— START INPUT FOR THIS TASK —

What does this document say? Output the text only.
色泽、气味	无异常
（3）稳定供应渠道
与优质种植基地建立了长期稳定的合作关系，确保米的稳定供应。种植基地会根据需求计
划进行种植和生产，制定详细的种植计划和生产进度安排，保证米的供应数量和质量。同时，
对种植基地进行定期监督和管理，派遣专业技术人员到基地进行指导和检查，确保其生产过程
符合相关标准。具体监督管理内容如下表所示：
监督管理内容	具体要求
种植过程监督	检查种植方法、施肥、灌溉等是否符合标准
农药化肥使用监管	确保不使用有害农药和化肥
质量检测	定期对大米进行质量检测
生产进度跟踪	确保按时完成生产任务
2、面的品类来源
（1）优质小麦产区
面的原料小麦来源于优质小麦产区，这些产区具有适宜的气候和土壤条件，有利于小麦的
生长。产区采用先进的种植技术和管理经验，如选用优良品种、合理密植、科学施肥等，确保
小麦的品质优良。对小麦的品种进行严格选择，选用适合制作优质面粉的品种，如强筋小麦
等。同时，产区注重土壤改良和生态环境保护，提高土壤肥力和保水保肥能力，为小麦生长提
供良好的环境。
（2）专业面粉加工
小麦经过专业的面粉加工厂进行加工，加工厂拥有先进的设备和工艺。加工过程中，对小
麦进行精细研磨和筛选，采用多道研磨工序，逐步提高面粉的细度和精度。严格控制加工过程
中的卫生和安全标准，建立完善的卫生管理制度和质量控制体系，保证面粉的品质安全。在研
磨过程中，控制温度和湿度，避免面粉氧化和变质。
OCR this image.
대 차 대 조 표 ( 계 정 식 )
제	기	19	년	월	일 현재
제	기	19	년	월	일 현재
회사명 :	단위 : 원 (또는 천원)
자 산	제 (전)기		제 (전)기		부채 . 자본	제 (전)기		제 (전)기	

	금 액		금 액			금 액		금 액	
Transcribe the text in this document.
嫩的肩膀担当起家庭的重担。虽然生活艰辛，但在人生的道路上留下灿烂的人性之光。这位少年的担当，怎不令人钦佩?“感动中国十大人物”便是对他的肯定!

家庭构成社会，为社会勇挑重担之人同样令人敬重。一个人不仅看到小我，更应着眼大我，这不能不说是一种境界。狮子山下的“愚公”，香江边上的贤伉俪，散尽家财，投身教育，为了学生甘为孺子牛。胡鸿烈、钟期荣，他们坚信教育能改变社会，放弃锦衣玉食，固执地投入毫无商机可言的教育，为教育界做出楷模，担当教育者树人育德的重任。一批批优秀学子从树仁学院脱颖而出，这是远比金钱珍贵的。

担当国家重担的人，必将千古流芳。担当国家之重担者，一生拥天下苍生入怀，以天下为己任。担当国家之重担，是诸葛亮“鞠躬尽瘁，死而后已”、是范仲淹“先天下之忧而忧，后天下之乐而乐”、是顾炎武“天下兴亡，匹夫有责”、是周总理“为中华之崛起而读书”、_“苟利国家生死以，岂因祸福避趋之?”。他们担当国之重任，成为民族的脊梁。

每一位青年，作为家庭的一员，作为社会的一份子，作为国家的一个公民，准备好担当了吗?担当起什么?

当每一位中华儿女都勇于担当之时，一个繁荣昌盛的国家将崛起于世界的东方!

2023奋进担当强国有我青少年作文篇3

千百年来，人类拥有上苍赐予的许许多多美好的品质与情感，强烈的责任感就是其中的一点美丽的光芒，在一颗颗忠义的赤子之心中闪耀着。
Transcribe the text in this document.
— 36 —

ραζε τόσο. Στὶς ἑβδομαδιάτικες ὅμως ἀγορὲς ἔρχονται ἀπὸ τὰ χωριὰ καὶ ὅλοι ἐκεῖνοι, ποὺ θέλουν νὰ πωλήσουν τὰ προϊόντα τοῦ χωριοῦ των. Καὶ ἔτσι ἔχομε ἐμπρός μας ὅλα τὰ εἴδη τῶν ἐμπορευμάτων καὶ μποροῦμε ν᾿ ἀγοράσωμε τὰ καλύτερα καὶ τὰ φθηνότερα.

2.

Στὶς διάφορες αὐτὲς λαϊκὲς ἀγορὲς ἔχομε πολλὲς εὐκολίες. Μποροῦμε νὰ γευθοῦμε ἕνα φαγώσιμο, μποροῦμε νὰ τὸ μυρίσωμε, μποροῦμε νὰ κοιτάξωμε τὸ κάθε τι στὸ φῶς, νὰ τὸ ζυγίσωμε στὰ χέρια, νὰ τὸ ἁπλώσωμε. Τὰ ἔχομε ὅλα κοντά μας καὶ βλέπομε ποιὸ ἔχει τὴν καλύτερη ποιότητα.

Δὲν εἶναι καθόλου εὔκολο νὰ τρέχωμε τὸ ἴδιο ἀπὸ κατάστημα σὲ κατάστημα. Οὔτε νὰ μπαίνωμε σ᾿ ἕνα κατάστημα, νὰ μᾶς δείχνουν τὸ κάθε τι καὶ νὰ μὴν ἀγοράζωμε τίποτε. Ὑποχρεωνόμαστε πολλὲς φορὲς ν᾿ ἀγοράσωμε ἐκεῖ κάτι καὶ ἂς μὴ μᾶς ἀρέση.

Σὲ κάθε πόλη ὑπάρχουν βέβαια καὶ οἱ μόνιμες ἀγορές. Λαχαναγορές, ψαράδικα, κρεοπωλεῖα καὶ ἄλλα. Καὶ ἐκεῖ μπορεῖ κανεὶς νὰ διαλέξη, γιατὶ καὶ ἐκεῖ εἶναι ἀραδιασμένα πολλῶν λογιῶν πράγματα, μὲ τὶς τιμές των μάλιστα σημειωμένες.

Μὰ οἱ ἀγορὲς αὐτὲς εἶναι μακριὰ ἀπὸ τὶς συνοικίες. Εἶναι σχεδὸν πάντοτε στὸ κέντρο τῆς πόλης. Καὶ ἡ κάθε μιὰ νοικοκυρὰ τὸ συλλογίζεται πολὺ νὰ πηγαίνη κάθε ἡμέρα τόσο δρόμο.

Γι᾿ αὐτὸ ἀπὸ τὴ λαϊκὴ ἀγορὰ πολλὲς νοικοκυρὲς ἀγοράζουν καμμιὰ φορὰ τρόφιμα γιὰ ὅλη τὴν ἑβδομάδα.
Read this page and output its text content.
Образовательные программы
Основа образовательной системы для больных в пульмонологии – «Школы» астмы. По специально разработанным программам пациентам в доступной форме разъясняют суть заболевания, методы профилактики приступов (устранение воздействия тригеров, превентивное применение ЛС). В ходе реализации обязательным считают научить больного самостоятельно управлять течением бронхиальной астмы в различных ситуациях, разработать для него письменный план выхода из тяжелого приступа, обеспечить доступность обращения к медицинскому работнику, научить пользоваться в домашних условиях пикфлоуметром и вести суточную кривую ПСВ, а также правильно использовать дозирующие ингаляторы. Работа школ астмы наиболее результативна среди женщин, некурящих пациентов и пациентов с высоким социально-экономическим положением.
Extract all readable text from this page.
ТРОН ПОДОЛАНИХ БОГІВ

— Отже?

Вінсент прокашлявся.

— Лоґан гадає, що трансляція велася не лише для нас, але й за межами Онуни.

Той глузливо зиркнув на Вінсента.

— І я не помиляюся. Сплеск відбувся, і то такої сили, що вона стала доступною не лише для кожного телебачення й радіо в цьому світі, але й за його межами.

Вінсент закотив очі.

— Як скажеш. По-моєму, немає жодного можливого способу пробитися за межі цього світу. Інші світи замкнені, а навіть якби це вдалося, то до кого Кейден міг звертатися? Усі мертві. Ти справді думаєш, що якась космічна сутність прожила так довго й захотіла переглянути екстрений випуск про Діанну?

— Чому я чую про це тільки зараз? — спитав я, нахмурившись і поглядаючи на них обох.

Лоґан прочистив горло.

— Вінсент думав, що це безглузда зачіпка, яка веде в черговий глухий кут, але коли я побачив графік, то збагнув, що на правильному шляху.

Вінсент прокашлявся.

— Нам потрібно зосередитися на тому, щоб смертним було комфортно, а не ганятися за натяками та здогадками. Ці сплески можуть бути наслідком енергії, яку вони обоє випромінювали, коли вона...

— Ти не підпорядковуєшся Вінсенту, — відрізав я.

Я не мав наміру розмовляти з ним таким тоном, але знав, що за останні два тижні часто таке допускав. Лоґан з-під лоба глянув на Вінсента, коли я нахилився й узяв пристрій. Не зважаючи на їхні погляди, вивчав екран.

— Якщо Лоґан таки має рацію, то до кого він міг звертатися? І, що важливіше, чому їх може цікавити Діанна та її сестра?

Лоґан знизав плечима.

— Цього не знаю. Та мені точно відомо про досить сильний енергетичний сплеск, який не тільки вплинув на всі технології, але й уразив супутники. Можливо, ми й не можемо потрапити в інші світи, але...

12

— END INPUT FOR THIS TASK —

Using the records above, find and show each line with the string "вона".

RESULT =>
— І я не помиляюся. Сплеск відбувся, і то такої сили, що вона стала доступною не лише для кожного телебачення й радіо в цьому світі, але й за його межами.
— Нам потрібно зосередитися на тому, щоб смертним було комфортно, а не ганятися за натяками та здогадками. Ці сплески можуть бути наслідком енергії, яку вони обоє випромінювали, коли вона...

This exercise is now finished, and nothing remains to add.